• WRITTEN INSTRUCTION: Select every line containing the word "приходи" from the material, and copy those lines.

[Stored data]
------------

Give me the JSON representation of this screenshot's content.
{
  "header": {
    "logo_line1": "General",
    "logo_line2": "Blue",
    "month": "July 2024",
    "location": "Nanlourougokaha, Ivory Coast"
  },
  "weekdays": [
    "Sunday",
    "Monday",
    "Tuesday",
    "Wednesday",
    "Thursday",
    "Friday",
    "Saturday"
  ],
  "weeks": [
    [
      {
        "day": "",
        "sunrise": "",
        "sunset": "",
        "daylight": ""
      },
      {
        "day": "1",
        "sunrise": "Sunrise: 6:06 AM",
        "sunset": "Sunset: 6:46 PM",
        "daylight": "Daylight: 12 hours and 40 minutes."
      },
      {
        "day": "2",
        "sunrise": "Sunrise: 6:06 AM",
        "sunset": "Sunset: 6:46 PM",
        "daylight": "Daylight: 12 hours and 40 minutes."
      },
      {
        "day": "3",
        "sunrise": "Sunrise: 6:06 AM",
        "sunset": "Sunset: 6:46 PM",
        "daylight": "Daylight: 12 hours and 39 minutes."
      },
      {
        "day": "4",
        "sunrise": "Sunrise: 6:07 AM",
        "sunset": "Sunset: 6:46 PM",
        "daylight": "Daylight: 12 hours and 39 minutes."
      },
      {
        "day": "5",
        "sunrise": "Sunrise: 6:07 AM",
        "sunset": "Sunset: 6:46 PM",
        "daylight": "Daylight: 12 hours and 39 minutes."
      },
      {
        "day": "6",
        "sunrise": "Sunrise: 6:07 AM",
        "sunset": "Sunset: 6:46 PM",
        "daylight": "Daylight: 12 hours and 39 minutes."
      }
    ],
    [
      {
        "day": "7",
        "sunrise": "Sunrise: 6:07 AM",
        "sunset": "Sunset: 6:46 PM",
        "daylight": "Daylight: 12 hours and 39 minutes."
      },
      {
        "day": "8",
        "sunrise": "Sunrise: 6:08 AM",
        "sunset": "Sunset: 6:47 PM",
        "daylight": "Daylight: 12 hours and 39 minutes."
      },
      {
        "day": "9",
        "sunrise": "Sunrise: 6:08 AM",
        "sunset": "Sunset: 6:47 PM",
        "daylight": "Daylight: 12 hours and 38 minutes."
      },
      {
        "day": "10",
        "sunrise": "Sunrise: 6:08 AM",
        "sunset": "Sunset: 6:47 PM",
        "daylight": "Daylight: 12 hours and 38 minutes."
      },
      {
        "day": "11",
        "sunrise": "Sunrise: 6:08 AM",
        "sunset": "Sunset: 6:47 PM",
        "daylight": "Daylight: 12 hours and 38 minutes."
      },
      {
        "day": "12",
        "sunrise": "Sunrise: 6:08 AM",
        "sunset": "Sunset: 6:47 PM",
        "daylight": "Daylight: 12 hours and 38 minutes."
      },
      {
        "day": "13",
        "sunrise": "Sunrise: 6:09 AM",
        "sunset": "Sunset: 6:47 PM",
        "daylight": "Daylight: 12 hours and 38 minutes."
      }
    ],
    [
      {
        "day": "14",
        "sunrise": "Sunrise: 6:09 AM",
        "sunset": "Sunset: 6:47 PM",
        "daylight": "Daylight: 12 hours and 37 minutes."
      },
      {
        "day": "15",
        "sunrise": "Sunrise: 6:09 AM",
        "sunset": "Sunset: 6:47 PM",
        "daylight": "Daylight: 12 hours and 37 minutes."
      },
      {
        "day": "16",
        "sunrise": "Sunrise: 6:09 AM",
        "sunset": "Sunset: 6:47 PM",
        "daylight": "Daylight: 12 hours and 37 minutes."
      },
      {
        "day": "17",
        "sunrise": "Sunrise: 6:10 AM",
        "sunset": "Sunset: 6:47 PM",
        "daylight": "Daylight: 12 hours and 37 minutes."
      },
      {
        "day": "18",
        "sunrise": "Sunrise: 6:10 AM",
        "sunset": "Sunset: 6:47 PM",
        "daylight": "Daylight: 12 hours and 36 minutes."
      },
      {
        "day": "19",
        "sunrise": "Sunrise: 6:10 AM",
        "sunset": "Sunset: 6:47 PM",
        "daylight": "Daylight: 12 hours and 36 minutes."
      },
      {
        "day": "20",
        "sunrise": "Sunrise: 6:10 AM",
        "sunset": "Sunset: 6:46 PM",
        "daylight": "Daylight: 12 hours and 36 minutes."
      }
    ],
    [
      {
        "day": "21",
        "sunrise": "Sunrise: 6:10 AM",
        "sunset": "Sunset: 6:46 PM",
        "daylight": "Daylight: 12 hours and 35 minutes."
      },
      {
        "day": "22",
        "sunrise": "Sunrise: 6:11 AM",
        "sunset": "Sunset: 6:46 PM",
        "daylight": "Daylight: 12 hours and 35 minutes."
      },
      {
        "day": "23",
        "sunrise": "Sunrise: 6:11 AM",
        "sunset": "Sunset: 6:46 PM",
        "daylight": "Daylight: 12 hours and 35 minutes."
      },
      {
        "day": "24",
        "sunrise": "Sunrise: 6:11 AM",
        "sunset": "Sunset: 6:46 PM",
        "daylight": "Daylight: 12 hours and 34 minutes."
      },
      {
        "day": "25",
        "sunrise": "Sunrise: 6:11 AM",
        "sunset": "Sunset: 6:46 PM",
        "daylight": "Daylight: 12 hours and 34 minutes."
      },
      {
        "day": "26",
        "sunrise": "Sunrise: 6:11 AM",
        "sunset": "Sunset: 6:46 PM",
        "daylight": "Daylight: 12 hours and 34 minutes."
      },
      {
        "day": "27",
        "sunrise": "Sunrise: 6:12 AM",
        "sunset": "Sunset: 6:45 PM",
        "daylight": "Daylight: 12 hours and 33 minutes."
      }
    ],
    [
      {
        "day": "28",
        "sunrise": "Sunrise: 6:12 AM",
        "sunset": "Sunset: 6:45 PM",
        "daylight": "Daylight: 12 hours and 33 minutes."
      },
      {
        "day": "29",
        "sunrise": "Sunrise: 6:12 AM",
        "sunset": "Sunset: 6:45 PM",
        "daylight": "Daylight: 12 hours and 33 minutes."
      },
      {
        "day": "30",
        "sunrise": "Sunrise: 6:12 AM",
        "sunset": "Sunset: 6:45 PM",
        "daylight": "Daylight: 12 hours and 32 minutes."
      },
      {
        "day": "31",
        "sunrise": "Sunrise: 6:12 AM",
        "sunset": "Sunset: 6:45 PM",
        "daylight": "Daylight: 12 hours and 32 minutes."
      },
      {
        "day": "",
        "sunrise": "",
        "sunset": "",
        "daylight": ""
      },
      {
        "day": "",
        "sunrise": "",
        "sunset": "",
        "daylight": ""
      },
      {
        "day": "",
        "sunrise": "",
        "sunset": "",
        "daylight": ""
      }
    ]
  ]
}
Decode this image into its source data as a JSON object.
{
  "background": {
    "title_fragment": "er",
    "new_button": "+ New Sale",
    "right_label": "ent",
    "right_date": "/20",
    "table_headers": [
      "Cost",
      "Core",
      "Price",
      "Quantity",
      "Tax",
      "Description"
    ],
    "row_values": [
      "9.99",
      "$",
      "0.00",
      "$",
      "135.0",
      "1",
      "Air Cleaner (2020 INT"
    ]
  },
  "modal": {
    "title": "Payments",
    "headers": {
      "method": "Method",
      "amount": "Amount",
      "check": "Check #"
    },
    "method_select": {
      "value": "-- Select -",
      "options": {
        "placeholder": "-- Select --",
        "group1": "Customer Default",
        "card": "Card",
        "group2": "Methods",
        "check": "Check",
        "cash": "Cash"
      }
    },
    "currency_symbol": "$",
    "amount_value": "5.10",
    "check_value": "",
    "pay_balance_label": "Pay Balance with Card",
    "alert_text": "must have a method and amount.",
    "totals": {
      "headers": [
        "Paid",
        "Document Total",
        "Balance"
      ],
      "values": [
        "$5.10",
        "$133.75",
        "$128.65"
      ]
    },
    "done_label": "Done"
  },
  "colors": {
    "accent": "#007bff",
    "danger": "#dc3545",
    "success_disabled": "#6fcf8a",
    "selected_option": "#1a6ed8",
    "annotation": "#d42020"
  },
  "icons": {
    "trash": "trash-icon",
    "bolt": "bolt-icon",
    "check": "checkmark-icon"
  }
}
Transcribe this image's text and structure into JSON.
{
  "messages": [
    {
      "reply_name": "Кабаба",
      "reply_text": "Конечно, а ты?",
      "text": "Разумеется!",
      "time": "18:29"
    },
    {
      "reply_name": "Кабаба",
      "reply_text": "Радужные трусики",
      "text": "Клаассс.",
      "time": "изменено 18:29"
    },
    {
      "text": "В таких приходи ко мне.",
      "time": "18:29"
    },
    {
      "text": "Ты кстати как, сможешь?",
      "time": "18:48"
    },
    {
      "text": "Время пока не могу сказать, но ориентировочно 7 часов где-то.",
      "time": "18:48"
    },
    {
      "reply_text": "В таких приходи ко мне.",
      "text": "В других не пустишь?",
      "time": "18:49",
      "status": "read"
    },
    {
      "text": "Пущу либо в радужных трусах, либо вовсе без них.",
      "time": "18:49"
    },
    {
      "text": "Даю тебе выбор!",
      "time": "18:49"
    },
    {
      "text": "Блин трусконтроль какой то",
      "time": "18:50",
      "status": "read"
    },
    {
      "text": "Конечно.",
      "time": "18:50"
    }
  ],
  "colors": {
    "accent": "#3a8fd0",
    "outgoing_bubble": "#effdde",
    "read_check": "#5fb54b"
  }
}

------------

• FINISHED ANSWER:
      "text": "В таких приходи ко мне.",
      "reply_text": "В таких приходи ко мне.",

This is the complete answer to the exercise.